(Collected data)
►

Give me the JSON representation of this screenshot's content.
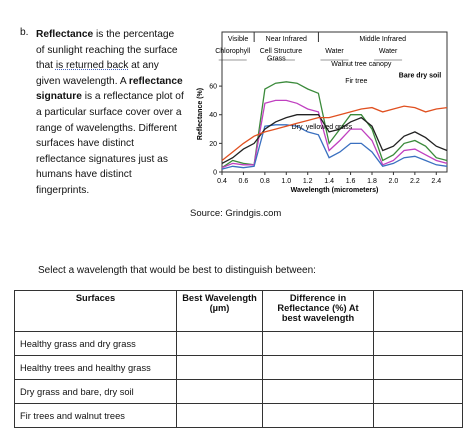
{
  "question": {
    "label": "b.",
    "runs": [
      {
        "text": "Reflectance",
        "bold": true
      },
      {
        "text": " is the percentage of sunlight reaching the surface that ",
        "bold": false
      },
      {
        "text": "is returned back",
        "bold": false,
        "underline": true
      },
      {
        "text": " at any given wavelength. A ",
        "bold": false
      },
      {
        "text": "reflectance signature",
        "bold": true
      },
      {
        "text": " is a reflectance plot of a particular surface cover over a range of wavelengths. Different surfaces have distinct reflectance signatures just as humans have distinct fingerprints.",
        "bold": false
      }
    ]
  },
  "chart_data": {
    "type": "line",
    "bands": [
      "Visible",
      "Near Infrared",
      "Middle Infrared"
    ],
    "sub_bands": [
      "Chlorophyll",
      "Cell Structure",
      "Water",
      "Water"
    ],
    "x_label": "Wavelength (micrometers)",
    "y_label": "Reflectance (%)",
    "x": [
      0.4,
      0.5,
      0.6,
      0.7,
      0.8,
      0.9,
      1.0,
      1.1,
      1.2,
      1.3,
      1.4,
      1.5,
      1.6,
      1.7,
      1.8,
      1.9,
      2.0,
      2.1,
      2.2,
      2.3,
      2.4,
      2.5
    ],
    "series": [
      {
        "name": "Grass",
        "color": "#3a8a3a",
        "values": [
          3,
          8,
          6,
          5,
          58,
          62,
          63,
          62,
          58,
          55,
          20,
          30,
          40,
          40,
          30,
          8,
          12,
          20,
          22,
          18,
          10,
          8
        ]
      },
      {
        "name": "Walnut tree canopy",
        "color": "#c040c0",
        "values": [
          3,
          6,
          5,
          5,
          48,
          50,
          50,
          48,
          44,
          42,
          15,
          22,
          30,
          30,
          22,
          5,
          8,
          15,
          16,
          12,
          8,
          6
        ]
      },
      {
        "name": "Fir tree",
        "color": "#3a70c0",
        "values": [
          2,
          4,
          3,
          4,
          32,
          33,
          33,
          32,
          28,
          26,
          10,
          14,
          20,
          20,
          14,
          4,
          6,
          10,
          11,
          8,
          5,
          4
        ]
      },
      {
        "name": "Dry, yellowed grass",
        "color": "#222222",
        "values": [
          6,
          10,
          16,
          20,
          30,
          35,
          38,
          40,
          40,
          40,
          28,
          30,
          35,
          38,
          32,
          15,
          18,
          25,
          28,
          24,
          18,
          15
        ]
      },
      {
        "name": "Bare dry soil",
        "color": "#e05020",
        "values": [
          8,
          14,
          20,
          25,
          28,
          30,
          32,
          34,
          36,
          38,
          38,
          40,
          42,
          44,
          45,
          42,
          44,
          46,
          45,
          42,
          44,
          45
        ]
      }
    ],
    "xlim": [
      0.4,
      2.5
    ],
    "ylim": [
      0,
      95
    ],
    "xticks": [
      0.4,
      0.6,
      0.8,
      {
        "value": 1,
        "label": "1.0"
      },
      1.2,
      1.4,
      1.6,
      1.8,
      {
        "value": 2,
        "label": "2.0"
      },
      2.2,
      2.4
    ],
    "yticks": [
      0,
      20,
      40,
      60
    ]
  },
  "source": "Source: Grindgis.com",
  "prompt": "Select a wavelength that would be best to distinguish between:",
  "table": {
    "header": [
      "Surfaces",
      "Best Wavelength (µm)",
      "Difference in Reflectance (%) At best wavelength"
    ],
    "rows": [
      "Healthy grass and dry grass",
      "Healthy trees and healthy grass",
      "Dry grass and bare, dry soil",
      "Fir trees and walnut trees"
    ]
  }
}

◄

Copy all the data exactly as written, but skip any picture.

Give me the JSON representation of this screenshot's content.
{
  "question": {
    "label": "b.",
    "runs": [
      {
        "text": "Reflectance",
        "bold": true
      },
      {
        "text": " is the percentage of sunlight reaching the surface that ",
        "bold": false
      },
      {
        "text": "is returned back",
        "bold": false,
        "underline": true
      },
      {
        "text": " at any given wavelength. A ",
        "bold": false
      },
      {
        "text": "reflectance signature",
        "bold": true
      },
      {
        "text": " is a reflectance plot of a particular surface cover over a range of wavelengths. Different surfaces have distinct reflectance signatures just as humans have distinct fingerprints.",
        "bold": false
      }
    ]
  },
  "chart_data": {
    "type": "line",
    "bands": [
      "Visible",
      "Near Infrared",
      "Middle Infrared"
    ],
    "sub_bands": [
      "Chlorophyll",
      "Cell Structure",
      "Water",
      "Water"
    ],
    "x_label": "Wavelength (micrometers)",
    "y_label": "Reflectance (%)",
    "x": [
      0.4,
      0.5,
      0.6,
      0.7,
      0.8,
      0.9,
      1.0,
      1.1,
      1.2,
      1.3,
      1.4,
      1.5,
      1.6,
      1.7,
      1.8,
      1.9,
      2.0,
      2.1,
      2.2,
      2.3,
      2.4,
      2.5
    ],
    "series": [
      {
        "name": "Grass",
        "color": "#3a8a3a",
        "values": [
          3,
          8,
          6,
          5,
          58,
          62,
          63,
          62,
          58,
          55,
          20,
          30,
          40,
          40,
          30,
          8,
          12,
          20,
          22,
          18,
          10,
          8
        ]
      },
      {
        "name": "Walnut tree canopy",
        "color": "#c040c0",
        "values": [
          3,
          6,
          5,
          5,
          48,
          50,
          50,
          48,
          44,
          42,
          15,
          22,
          30,
          30,
          22,
          5,
          8,
          15,
          16,
          12,
          8,
          6
        ]
      },
      {
        "name": "Fir tree",
        "color": "#3a70c0",
        "values": [
          2,
          4,
          3,
          4,
          32,
          33,
          33,
          32,
          28,
          26,
          10,
          14,
          20,
          20,
          14,
          4,
          6,
          10,
          11,
          8,
          5,
          4
        ]
      },
      {
        "name": "Dry, yellowed grass",
        "color": "#222222",
        "values": [
          6,
          10,
          16,
          20,
          30,
          35,
          38,
          40,
          40,
          40,
          28,
          30,
          35,
          38,
          32,
          15,
          18,
          25,
          28,
          24,
          18,
          15
        ]
      },
      {
        "name": "Bare dry soil",
        "color": "#e05020",
        "values": [
          8,
          14,
          20,
          25,
          28,
          30,
          32,
          34,
          36,
          38,
          38,
          40,
          42,
          44,
          45,
          42,
          44,
          46,
          45,
          42,
          44,
          45
        ]
      }
    ],
    "xlim": [
      0.4,
      2.5
    ],
    "ylim": [
      0,
      95
    ],
    "xticks": [
      0.4,
      0.6,
      0.8,
      {
        "value": 1,
        "label": "1.0"
      },
      1.2,
      1.4,
      1.6,
      1.8,
      {
        "value": 2,
        "label": "2.0"
      },
      2.2,
      2.4
    ],
    "yticks": [
      0,
      20,
      40,
      60
    ]
  },
  "source": "Source: Grindgis.com",
  "prompt": "Select a wavelength that would be best to distinguish between:",
  "table": {
    "header": [
      "Surfaces",
      "Best Wavelength (µm)",
      "Difference in Reflectance (%) At best wavelength"
    ],
    "rows": [
      "Healthy grass and dry grass",
      "Healthy trees and healthy grass",
      "Dry grass and bare, dry soil",
      "Fir trees and walnut trees"
    ]
  }
}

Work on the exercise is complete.